>> START Material shown

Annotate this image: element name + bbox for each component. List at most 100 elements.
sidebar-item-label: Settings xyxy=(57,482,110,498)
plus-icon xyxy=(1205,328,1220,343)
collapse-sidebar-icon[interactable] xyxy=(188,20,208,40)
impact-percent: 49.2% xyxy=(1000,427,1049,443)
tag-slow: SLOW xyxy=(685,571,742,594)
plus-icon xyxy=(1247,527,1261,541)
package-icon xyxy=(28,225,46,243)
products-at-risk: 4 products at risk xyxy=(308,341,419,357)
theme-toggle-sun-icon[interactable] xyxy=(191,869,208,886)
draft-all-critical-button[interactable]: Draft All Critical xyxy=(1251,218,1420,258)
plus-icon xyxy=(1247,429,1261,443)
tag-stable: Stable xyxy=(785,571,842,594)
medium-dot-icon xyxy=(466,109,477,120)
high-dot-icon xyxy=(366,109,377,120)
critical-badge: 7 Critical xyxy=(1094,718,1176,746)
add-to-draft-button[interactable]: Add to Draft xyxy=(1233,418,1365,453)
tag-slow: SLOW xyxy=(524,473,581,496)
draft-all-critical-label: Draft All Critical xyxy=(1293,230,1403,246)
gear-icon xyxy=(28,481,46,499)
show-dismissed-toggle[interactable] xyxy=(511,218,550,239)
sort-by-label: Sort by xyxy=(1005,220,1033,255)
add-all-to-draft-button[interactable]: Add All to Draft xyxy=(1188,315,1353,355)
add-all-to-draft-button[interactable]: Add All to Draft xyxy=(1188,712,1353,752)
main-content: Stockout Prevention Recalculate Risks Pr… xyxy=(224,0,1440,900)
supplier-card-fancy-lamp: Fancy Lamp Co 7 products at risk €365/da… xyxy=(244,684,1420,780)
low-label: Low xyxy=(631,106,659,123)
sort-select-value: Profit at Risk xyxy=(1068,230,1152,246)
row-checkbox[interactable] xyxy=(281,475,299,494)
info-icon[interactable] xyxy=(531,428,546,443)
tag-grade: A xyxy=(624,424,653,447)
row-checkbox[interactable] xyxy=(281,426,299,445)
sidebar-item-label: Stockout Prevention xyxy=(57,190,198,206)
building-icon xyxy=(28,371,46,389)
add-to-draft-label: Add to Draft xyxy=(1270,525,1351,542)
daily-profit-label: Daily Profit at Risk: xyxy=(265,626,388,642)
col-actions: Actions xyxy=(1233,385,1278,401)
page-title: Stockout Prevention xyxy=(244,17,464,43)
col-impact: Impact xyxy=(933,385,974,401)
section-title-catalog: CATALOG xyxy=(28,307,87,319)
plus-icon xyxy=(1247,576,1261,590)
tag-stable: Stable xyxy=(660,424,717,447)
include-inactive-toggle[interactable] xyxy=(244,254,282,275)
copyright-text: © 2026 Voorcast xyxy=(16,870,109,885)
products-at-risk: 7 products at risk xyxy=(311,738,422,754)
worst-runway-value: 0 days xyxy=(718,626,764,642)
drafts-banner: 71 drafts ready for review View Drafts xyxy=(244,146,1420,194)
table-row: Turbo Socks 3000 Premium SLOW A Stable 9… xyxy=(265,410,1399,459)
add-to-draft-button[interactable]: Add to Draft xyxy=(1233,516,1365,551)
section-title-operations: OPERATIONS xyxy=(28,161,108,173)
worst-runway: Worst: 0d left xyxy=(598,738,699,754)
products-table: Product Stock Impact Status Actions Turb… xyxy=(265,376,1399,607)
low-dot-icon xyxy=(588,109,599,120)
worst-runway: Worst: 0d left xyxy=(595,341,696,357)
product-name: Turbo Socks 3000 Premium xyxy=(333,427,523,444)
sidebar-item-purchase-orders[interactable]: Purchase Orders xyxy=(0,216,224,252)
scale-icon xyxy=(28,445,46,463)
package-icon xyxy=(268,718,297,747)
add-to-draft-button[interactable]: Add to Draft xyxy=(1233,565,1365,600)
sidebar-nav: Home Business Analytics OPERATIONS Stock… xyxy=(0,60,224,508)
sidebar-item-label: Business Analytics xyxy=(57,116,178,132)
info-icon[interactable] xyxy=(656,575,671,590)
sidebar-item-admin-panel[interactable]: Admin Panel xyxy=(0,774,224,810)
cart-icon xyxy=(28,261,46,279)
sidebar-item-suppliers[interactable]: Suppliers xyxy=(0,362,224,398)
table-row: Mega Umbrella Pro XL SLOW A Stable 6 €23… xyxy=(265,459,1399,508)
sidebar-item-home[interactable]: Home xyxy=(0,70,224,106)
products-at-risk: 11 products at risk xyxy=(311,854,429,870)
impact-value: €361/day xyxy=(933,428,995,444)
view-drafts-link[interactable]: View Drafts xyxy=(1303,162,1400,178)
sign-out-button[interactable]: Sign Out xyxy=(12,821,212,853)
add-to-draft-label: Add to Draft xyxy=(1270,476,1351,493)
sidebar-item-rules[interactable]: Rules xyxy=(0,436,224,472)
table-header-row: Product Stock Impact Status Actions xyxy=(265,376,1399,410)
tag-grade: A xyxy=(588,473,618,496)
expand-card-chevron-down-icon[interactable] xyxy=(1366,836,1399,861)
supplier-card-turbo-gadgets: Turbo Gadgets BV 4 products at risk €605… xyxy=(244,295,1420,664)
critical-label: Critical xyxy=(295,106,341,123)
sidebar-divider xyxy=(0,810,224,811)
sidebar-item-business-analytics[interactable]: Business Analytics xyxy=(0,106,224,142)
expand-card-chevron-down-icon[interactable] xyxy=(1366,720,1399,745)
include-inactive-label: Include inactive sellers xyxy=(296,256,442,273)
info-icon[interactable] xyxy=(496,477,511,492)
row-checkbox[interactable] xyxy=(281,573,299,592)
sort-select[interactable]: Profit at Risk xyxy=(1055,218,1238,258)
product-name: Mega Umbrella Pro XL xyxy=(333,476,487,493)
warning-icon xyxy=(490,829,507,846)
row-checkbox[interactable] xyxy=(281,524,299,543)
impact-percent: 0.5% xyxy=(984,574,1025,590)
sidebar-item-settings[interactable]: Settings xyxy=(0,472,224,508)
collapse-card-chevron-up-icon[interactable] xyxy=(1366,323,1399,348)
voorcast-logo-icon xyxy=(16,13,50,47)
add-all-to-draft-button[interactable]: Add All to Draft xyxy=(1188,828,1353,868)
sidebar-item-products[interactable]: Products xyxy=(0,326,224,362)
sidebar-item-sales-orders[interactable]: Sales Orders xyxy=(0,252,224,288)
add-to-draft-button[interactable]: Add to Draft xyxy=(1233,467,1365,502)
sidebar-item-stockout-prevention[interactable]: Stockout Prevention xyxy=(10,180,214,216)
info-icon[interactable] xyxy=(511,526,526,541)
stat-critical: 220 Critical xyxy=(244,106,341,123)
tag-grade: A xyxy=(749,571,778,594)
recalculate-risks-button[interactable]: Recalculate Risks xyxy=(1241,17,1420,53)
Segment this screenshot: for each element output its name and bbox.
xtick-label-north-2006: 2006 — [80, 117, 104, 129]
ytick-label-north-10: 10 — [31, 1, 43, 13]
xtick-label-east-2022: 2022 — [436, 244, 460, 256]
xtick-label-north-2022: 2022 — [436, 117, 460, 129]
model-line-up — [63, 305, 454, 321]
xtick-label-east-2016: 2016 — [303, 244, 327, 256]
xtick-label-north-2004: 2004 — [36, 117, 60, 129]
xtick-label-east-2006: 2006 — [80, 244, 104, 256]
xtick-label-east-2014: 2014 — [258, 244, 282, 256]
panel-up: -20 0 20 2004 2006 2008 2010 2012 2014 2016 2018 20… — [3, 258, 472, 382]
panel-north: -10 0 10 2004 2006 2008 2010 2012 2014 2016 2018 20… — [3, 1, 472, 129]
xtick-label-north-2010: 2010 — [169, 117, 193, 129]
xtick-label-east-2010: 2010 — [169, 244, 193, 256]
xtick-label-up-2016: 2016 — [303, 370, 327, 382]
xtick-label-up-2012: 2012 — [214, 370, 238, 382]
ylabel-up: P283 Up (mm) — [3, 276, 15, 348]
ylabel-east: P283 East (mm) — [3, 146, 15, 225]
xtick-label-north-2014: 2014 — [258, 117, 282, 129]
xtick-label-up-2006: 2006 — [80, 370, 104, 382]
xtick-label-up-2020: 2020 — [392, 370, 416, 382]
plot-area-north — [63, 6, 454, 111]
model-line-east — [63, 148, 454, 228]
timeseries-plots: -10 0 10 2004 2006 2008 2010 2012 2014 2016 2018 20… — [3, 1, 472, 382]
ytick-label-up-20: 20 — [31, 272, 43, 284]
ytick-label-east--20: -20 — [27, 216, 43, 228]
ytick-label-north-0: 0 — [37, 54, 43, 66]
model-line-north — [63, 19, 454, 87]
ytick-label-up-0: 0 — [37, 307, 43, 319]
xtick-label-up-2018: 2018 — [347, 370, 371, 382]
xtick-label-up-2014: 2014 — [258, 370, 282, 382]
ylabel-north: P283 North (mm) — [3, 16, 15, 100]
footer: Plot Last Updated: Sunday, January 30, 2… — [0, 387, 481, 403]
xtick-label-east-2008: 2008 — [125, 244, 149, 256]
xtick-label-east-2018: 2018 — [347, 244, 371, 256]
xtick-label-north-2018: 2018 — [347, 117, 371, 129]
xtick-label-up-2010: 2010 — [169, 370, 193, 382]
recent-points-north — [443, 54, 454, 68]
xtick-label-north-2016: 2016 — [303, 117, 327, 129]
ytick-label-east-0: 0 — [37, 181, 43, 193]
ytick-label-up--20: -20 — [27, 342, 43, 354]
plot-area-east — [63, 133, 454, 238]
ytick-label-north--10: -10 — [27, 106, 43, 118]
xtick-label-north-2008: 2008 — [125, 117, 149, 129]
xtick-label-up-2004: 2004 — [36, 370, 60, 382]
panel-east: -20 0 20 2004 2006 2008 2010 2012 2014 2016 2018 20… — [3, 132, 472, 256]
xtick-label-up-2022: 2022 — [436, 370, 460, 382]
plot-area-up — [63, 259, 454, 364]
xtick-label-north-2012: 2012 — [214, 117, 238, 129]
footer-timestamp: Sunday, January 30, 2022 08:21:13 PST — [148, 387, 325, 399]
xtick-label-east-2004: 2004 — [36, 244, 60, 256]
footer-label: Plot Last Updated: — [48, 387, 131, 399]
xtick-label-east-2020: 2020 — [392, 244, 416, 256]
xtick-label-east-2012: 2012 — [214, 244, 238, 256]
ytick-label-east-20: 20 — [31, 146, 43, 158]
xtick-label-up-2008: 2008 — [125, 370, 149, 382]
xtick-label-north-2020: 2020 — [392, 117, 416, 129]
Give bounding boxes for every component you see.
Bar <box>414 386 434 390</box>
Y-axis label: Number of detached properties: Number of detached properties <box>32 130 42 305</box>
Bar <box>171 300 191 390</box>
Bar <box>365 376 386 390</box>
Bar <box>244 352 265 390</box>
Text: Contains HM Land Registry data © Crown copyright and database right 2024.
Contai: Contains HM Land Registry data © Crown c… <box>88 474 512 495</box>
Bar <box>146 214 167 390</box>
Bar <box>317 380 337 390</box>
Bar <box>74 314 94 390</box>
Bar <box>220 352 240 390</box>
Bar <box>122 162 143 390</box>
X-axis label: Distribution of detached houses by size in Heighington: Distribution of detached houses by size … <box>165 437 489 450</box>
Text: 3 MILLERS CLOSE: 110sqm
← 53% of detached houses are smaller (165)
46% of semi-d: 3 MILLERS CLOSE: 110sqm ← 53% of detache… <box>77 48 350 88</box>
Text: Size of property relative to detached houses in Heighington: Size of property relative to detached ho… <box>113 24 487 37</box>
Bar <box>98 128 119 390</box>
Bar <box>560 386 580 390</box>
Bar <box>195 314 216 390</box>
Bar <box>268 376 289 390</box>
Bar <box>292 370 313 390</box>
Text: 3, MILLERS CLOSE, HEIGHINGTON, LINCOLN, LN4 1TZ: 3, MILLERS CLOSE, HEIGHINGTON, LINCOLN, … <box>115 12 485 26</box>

>> END Material shown

Task objective:
Please rewrite the stretch from the start of the records through the line containing "draft-all-critical-button[interactable]: Draft All" as a numbered list, leaving out any blank lines.

Task solution:
1. Annotate this image: element name + bbox for each component. List at most 100 elements.
2. sidebar-item-label: Settings xyxy=(57,482,110,498)
3. plus-icon xyxy=(1205,328,1220,343)
4. collapse-sidebar-icon[interactable] xyxy=(188,20,208,40)
5. impact-percent: 49.2% xyxy=(1000,427,1049,443)
6. tag-slow: SLOW xyxy=(685,571,742,594)
7. plus-icon xyxy=(1247,527,1261,541)
8. package-icon xyxy=(28,225,46,243)
9. products-at-risk: 4 products at risk xyxy=(308,341,419,357)
10. theme-toggle-sun-icon[interactable] xyxy=(191,869,208,886)
11. draft-all-critical-button[interactable]: Draft All Critical xyxy=(1251,218,1420,258)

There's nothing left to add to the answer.